[Saved data entries]
►

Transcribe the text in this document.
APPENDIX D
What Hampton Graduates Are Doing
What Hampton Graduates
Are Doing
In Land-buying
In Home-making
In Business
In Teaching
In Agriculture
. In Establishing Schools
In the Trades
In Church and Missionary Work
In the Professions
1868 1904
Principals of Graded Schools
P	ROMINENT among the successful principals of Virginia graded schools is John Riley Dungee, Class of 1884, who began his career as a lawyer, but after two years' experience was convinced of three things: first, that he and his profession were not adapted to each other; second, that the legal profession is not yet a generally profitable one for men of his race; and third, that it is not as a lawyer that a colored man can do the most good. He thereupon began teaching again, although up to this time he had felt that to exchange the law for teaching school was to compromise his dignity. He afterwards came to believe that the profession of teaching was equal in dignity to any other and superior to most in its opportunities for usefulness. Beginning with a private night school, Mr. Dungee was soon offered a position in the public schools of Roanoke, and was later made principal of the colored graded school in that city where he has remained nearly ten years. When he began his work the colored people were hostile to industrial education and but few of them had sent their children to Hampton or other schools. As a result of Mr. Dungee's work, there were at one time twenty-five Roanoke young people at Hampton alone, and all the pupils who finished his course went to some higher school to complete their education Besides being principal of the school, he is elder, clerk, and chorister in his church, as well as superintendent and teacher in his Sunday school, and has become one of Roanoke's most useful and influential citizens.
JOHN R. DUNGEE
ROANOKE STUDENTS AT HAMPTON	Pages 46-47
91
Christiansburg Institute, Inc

◄

**Problem to solve:** Retype the whole listing, matching it exactly.

**Full output:**
Transcribe the text in this document.
APPENDIX D
What Hampton Graduates Are Doing
What Hampton Graduates
Are Doing
In Land-buying
In Home-making
In Business
In Teaching
In Agriculture
. In Establishing Schools
In the Trades
In Church and Missionary Work
In the Professions
1868 1904
Principals of Graded Schools
P	ROMINENT among the successful principals of Virginia graded schools is John Riley Dungee, Class of 1884, who began his career as a lawyer, but after two years' experience was convinced of three things: first, that he and his profession were not adapted to each other; second, that the legal profession is not yet a generally profitable one for men of his race; and third, that it is not as a lawyer that a colored man can do the most good. He thereupon began teaching again, although up to this time he had felt that to exchange the law for teaching school was to compromise his dignity. He afterwards came to believe that the profession of teaching was equal in dignity to any other and superior to most in its opportunities for usefulness. Beginning with a private night school, Mr. Dungee was soon offered a position in the public schools of Roanoke, and was later made principal of the colored graded school in that city where he has remained nearly ten years. When he began his work the colored people were hostile to industrial education and but few of them had sent their children to Hampton or other schools. As a result of Mr. Dungee's work, there were at one time twenty-five Roanoke young people at Hampton alone, and all the pupils who finished his course went to some higher school to complete their education Besides being principal of the school, he is elder, clerk, and chorister in his church, as well as superintendent and teacher in his Sunday school, and has become one of Roanoke's most useful and influential citizens.
JOHN R. DUNGEE
ROANOKE STUDENTS AT HAMPTON	Pages 46-47
91
Christiansburg Institute, Inc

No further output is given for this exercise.